■ GOAL OF THE EXERCISE
Write out every line of the records below word for word, without changing anything.

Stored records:
◇ ◇ ◇
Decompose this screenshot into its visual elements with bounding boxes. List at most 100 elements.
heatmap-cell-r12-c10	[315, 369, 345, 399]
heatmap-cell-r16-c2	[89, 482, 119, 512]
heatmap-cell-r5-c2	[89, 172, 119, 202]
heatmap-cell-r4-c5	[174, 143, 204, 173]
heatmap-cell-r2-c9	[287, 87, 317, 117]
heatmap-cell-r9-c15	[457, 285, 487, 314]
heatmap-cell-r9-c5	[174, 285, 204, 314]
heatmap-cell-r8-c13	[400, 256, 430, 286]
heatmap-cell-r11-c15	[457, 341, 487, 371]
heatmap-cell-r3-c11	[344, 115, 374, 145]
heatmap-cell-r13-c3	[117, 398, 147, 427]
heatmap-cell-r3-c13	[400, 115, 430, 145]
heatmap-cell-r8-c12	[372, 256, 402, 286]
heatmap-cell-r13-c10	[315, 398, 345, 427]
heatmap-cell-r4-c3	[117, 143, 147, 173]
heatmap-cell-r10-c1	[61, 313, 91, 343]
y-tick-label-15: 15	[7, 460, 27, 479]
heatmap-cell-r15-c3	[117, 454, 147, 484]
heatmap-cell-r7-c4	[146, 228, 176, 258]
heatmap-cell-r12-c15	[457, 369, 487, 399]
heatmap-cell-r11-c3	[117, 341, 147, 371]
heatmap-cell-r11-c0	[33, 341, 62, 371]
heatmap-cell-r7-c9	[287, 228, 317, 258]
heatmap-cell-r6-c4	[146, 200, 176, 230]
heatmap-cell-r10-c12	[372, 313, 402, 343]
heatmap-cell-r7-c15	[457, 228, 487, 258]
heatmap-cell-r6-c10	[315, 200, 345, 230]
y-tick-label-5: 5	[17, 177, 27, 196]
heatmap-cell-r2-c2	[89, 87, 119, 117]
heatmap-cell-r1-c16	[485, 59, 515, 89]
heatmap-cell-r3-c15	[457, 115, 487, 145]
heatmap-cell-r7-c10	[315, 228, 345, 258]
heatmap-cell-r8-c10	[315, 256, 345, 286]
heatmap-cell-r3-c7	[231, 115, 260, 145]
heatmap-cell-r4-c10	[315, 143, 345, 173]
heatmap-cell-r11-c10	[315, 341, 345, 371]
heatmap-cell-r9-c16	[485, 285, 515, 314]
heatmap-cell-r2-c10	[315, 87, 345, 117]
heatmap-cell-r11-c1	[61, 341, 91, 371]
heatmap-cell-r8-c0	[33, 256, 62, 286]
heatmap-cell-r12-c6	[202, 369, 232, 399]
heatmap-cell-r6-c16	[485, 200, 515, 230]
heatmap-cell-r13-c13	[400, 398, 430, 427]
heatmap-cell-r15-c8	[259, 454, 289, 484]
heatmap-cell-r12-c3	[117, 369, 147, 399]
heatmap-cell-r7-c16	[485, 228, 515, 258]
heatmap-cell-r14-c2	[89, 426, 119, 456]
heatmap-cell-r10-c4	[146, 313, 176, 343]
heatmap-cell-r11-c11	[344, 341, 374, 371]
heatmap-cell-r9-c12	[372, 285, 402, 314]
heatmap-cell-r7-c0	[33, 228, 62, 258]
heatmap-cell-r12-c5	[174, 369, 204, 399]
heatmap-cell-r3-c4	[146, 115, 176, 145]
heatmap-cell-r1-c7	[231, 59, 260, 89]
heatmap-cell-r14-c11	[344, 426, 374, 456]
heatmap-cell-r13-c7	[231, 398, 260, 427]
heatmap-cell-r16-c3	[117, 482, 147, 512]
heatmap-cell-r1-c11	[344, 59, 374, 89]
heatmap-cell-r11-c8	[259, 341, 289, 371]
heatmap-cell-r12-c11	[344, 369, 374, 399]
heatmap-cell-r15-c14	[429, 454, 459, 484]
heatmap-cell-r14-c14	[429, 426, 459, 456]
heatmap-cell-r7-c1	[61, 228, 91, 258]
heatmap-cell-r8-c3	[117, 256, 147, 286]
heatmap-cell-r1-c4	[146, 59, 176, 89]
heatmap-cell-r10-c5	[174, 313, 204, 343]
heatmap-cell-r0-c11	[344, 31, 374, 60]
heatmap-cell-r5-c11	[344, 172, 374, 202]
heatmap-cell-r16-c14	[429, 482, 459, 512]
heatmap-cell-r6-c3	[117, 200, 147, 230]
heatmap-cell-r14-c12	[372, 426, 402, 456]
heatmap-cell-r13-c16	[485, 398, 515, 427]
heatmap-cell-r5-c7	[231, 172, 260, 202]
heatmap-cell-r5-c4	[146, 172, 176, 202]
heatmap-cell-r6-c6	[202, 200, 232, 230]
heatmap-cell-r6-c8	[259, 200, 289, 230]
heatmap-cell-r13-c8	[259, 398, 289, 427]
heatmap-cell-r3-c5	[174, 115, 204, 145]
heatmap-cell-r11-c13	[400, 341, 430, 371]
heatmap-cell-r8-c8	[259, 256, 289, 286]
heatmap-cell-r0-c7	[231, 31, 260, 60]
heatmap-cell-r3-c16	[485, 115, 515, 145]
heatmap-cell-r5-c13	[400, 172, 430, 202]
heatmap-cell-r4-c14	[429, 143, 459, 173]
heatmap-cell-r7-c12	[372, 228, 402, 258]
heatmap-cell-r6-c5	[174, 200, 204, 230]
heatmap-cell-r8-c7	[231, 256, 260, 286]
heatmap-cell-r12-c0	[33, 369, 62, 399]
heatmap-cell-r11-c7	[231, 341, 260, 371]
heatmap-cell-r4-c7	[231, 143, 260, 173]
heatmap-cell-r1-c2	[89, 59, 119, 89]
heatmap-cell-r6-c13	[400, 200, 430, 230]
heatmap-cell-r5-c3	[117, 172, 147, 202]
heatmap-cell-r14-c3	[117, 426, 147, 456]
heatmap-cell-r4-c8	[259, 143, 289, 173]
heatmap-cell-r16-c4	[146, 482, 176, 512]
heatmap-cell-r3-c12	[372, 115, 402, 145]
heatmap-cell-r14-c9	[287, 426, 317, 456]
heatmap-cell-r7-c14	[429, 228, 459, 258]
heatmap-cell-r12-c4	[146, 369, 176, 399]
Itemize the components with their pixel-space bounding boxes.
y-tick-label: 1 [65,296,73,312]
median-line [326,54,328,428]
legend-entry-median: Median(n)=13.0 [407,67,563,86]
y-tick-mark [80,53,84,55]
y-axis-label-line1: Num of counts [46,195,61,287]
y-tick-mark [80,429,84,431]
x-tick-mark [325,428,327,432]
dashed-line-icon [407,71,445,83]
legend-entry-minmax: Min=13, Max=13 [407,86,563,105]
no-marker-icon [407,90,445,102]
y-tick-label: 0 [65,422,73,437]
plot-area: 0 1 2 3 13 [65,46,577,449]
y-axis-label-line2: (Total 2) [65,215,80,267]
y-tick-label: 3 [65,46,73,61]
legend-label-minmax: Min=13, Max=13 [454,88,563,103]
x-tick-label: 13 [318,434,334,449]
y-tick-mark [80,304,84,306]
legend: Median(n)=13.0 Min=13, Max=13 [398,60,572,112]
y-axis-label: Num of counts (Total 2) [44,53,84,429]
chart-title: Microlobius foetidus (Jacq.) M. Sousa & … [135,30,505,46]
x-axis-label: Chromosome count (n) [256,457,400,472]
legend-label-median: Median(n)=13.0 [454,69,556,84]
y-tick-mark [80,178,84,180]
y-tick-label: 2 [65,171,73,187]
◇ ◇ ◇
■ SOLUTION TO THIS TASK
Decompose this screenshot into its visual elements with bounding boxes. List at most 100 elements.
heatmap-cell-r12-c10	[315, 369, 345, 399]
heatmap-cell-r16-c2	[89, 482, 119, 512]
heatmap-cell-r5-c2	[89, 172, 119, 202]
heatmap-cell-r4-c5	[174, 143, 204, 173]
heatmap-cell-r2-c9	[287, 87, 317, 117]
heatmap-cell-r9-c15	[457, 285, 487, 314]
heatmap-cell-r9-c5	[174, 285, 204, 314]
heatmap-cell-r8-c13	[400, 256, 430, 286]
heatmap-cell-r11-c15	[457, 341, 487, 371]
heatmap-cell-r3-c11	[344, 115, 374, 145]
heatmap-cell-r13-c3	[117, 398, 147, 427]
heatmap-cell-r3-c13	[400, 115, 430, 145]
heatmap-cell-r8-c12	[372, 256, 402, 286]
heatmap-cell-r13-c10	[315, 398, 345, 427]
heatmap-cell-r4-c3	[117, 143, 147, 173]
heatmap-cell-r10-c1	[61, 313, 91, 343]
y-tick-label-15: 15	[7, 460, 27, 479]
heatmap-cell-r15-c3	[117, 454, 147, 484]
heatmap-cell-r7-c4	[146, 228, 176, 258]
heatmap-cell-r12-c15	[457, 369, 487, 399]
heatmap-cell-r11-c3	[117, 341, 147, 371]
heatmap-cell-r11-c0	[33, 341, 62, 371]
heatmap-cell-r7-c9	[287, 228, 317, 258]
heatmap-cell-r6-c4	[146, 200, 176, 230]
heatmap-cell-r10-c12	[372, 313, 402, 343]
heatmap-cell-r7-c15	[457, 228, 487, 258]
heatmap-cell-r6-c10	[315, 200, 345, 230]
y-tick-label-5: 5	[17, 177, 27, 196]
heatmap-cell-r2-c2	[89, 87, 119, 117]
heatmap-cell-r1-c16	[485, 59, 515, 89]
heatmap-cell-r3-c15	[457, 115, 487, 145]
heatmap-cell-r7-c10	[315, 228, 345, 258]
heatmap-cell-r8-c10	[315, 256, 345, 286]
heatmap-cell-r3-c7	[231, 115, 260, 145]
heatmap-cell-r4-c10	[315, 143, 345, 173]
heatmap-cell-r11-c10	[315, 341, 345, 371]
heatmap-cell-r9-c16	[485, 285, 515, 314]
heatmap-cell-r2-c10	[315, 87, 345, 117]
heatmap-cell-r11-c1	[61, 341, 91, 371]
heatmap-cell-r8-c0	[33, 256, 62, 286]
heatmap-cell-r12-c6	[202, 369, 232, 399]
heatmap-cell-r6-c16	[485, 200, 515, 230]
heatmap-cell-r13-c13	[400, 398, 430, 427]
heatmap-cell-r15-c8	[259, 454, 289, 484]
heatmap-cell-r12-c3	[117, 369, 147, 399]
heatmap-cell-r7-c16	[485, 228, 515, 258]
heatmap-cell-r14-c2	[89, 426, 119, 456]
heatmap-cell-r10-c4	[146, 313, 176, 343]
heatmap-cell-r11-c11	[344, 341, 374, 371]
heatmap-cell-r9-c12	[372, 285, 402, 314]
heatmap-cell-r7-c0	[33, 228, 62, 258]
heatmap-cell-r12-c5	[174, 369, 204, 399]
heatmap-cell-r3-c4	[146, 115, 176, 145]
heatmap-cell-r1-c7	[231, 59, 260, 89]
heatmap-cell-r14-c11	[344, 426, 374, 456]
heatmap-cell-r13-c7	[231, 398, 260, 427]
heatmap-cell-r16-c3	[117, 482, 147, 512]
heatmap-cell-r1-c11	[344, 59, 374, 89]
heatmap-cell-r11-c8	[259, 341, 289, 371]
heatmap-cell-r12-c11	[344, 369, 374, 399]
heatmap-cell-r15-c14	[429, 454, 459, 484]
heatmap-cell-r14-c14	[429, 426, 459, 456]
heatmap-cell-r7-c1	[61, 228, 91, 258]
heatmap-cell-r8-c3	[117, 256, 147, 286]
heatmap-cell-r1-c4	[146, 59, 176, 89]
heatmap-cell-r10-c5	[174, 313, 204, 343]
heatmap-cell-r0-c11	[344, 31, 374, 60]
heatmap-cell-r5-c11	[344, 172, 374, 202]
heatmap-cell-r16-c14	[429, 482, 459, 512]
heatmap-cell-r6-c3	[117, 200, 147, 230]
heatmap-cell-r14-c12	[372, 426, 402, 456]
heatmap-cell-r13-c16	[485, 398, 515, 427]
heatmap-cell-r5-c7	[231, 172, 260, 202]
heatmap-cell-r5-c4	[146, 172, 176, 202]
heatmap-cell-r6-c6	[202, 200, 232, 230]
heatmap-cell-r6-c8	[259, 200, 289, 230]
heatmap-cell-r13-c8	[259, 398, 289, 427]
heatmap-cell-r3-c5	[174, 115, 204, 145]
heatmap-cell-r11-c13	[400, 341, 430, 371]
heatmap-cell-r8-c8	[259, 256, 289, 286]
heatmap-cell-r0-c7	[231, 31, 260, 60]
heatmap-cell-r3-c16	[485, 115, 515, 145]
heatmap-cell-r5-c13	[400, 172, 430, 202]
heatmap-cell-r4-c14	[429, 143, 459, 173]
heatmap-cell-r7-c12	[372, 228, 402, 258]
heatmap-cell-r6-c5	[174, 200, 204, 230]
heatmap-cell-r8-c7	[231, 256, 260, 286]
heatmap-cell-r12-c0	[33, 369, 62, 399]
heatmap-cell-r11-c7	[231, 341, 260, 371]
heatmap-cell-r4-c7	[231, 143, 260, 173]
heatmap-cell-r1-c2	[89, 59, 119, 89]
heatmap-cell-r6-c13	[400, 200, 430, 230]
heatmap-cell-r5-c3	[117, 172, 147, 202]
heatmap-cell-r14-c3	[117, 426, 147, 456]
heatmap-cell-r4-c8	[259, 143, 289, 173]
heatmap-cell-r16-c4	[146, 482, 176, 512]
heatmap-cell-r3-c12	[372, 115, 402, 145]
heatmap-cell-r14-c9	[287, 426, 317, 456]
heatmap-cell-r7-c14	[429, 228, 459, 258]
heatmap-cell-r12-c4	[146, 369, 176, 399]
Itemize the components with their pixel-space bounding boxes.
y-tick-label: 1 [65,296,73,312]
median-line [326,54,328,428]
legend-entry-median: Median(n)=13.0 [407,67,563,86]
y-tick-mark [80,53,84,55]
y-axis-label-line1: Num of counts [46,195,61,287]
y-tick-mark [80,429,84,431]
x-tick-mark [325,428,327,432]
dashed-line-icon [407,71,445,83]
legend-entry-minmax: Min=13, Max=13 [407,86,563,105]
no-marker-icon [407,90,445,102]
y-tick-label: 0 [65,422,73,437]
plot-area: 0 1 2 3 13 [65,46,577,449]
y-axis-label-line2: (Total 2) [65,215,80,267]
y-tick-label: 3 [65,46,73,61]
legend-label-minmax: Min=13, Max=13 [454,88,563,103]
x-tick-label: 13 [318,434,334,449]
y-tick-mark [80,304,84,306]
legend: Median(n)=13.0 Min=13, Max=13 [398,60,572,112]
y-axis-label: Num of counts (Total 2) [44,53,84,429]
chart-title: Microlobius foetidus (Jacq.) M. Sousa & … [135,30,505,46]
x-axis-label: Chromosome count (n) [256,457,400,472]
legend-label-median: Median(n)=13.0 [454,69,556,84]
y-tick-mark [80,178,84,180]
y-tick-label: 2 [65,171,73,187]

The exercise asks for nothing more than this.